What to do → Quote all of the entries word for word.

━━━ Exercise inputs

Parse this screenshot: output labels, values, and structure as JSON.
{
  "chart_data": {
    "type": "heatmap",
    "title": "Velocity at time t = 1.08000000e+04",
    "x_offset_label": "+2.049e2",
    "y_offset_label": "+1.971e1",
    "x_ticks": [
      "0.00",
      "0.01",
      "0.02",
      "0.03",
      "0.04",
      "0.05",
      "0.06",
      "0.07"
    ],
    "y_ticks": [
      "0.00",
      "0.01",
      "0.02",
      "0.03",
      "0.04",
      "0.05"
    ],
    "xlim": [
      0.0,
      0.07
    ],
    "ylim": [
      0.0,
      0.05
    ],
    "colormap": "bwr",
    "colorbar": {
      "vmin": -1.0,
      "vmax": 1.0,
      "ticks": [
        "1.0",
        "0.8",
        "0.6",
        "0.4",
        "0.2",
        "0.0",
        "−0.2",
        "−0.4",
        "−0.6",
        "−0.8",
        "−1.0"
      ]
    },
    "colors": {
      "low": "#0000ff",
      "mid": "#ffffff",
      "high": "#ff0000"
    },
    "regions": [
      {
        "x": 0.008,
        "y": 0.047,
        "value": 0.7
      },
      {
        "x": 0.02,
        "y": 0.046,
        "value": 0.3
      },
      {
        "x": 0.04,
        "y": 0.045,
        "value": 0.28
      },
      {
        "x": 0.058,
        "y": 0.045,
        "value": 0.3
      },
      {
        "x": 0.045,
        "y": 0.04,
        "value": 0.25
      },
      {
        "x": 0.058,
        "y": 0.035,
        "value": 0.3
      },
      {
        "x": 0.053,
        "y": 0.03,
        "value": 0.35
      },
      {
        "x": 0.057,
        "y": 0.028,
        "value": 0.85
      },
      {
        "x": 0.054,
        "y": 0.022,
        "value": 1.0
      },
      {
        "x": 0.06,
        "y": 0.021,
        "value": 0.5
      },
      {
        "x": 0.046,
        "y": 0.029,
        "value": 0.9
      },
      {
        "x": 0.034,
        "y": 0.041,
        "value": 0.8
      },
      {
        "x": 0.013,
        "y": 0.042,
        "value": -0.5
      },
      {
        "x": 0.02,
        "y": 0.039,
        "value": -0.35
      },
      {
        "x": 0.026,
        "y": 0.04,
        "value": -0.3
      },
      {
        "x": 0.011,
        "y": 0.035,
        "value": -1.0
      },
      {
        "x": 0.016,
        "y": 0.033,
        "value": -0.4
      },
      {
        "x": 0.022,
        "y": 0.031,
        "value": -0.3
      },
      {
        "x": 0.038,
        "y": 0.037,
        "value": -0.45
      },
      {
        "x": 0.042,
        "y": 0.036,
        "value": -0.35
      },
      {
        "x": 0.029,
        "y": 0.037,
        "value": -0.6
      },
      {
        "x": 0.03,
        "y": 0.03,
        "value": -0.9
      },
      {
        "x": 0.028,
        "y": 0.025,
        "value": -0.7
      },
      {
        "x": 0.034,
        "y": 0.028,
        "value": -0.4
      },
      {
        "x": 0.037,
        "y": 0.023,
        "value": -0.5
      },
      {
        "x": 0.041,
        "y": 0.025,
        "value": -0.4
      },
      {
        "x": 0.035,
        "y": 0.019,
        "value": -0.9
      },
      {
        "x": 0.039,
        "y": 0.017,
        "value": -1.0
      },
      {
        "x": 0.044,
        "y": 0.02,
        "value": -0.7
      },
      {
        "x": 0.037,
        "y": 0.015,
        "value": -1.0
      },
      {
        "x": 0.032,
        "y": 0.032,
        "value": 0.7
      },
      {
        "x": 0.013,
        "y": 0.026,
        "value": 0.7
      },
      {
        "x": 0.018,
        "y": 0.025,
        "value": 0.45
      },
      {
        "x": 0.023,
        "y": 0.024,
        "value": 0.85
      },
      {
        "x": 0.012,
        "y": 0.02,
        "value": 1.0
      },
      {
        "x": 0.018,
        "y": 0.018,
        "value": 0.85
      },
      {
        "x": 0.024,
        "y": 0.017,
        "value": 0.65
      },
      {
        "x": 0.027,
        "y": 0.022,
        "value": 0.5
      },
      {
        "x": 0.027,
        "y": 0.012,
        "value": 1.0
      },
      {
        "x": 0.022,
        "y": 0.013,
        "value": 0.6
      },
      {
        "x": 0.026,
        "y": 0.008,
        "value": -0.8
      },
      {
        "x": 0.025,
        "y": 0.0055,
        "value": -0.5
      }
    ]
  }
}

━━━━━━

Task answer →
Parse this screenshot: output labels, values, and structure as JSON.
{
  "chart_data": {
    "type": "heatmap",
    "title": "Velocity at time t = 1.08000000e+04",
    "x_offset_label": "+2.049e2",
    "y_offset_label": "+1.971e1",
    "x_ticks": [
      "0.00",
      "0.01",
      "0.02",
      "0.03",
      "0.04",
      "0.05",
      "0.06",
      "0.07"
    ],
    "y_ticks": [
      "0.00",
      "0.01",
      "0.02",
      "0.03",
      "0.04",
      "0.05"
    ],
    "xlim": [
      0.0,
      0.07
    ],
    "ylim": [
      0.0,
      0.05
    ],
    "colormap": "bwr",
    "colorbar": {
      "vmin": -1.0,
      "vmax": 1.0,
      "ticks": [
        "1.0",
        "0.8",
        "0.6",
        "0.4",
        "0.2",
        "0.0",
        "−0.2",
        "−0.4",
        "−0.6",
        "−0.8",
        "−1.0"
      ]
    },
    "colors": {
      "low": "#0000ff",
      "mid": "#ffffff",
      "high": "#ff0000"
    },
    "regions": [
      {
        "x": 0.008,
        "y": 0.047,
        "value": 0.7
      },
      {
        "x": 0.02,
        "y": 0.046,
        "value": 0.3
      },
      {
        "x": 0.04,
        "y": 0.045,
        "value": 0.28
      },
      {
        "x": 0.058,
        "y": 0.045,
        "value": 0.3
      },
      {
        "x": 0.045,
        "y": 0.04,
        "value": 0.25
      },
      {
        "x": 0.058,
        "y": 0.035,
        "value": 0.3
      },
      {
        "x": 0.053,
        "y": 0.03,
        "value": 0.35
      },
      {
        "x": 0.057,
        "y": 0.028,
        "value": 0.85
      },
      {
        "x": 0.054,
        "y": 0.022,
        "value": 1.0
      },
      {
        "x": 0.06,
        "y": 0.021,
        "value": 0.5
      },
      {
        "x": 0.046,
        "y": 0.029,
        "value": 0.9
      },
      {
        "x": 0.034,
        "y": 0.041,
        "value": 0.8
      },
      {
        "x": 0.013,
        "y": 0.042,
        "value": -0.5
      },
      {
        "x": 0.02,
        "y": 0.039,
        "value": -0.35
      },
      {
        "x": 0.026,
        "y": 0.04,
        "value": -0.3
      },
      {
        "x": 0.011,
        "y": 0.035,
        "value": -1.0
      },
      {
        "x": 0.016,
        "y": 0.033,
        "value": -0.4
      },
      {
        "x": 0.022,
        "y": 0.031,
        "value": -0.3
      },
      {
        "x": 0.038,
        "y": 0.037,
        "value": -0.45
      },
      {
        "x": 0.042,
        "y": 0.036,
        "value": -0.35
      },
      {
        "x": 0.029,
        "y": 0.037,
        "value": -0.6
      },
      {
        "x": 0.03,
        "y": 0.03,
        "value": -0.9
      },
      {
        "x": 0.028,
        "y": 0.025,
        "value": -0.7
      },
      {
        "x": 0.034,
        "y": 0.028,
        "value": -0.4
      },
      {
        "x": 0.037,
        "y": 0.023,
        "value": -0.5
      },
      {
        "x": 0.041,
        "y": 0.025,
        "value": -0.4
      },
      {
        "x": 0.035,
        "y": 0.019,
        "value": -0.9
      },
      {
        "x": 0.039,
        "y": 0.017,
        "value": -1.0
      },
      {
        "x": 0.044,
        "y": 0.02,
        "value": -0.7
      },
      {
        "x": 0.037,
        "y": 0.015,
        "value": -1.0
      },
      {
        "x": 0.032,
        "y": 0.032,
        "value": 0.7
      },
      {
        "x": 0.013,
        "y": 0.026,
        "value": 0.7
      },
      {
        "x": 0.018,
        "y": 0.025,
        "value": 0.45
      },
      {
        "x": 0.023,
        "y": 0.024,
        "value": 0.85
      },
      {
        "x": 0.012,
        "y": 0.02,
        "value": 1.0
      },
      {
        "x": 0.018,
        "y": 0.018,
        "value": 0.85
      },
      {
        "x": 0.024,
        "y": 0.017,
        "value": 0.65
      },
      {
        "x": 0.027,
        "y": 0.022,
        "value": 0.5
      },
      {
        "x": 0.027,
        "y": 0.012,
        "value": 1.0
      },
      {
        "x": 0.022,
        "y": 0.013,
        "value": 0.6
      },
      {
        "x": 0.026,
        "y": 0.008,
        "value": -0.8
      },
      {
        "x": 0.025,
        "y": 0.0055,
        "value": -0.5
      }
    ]
  }
}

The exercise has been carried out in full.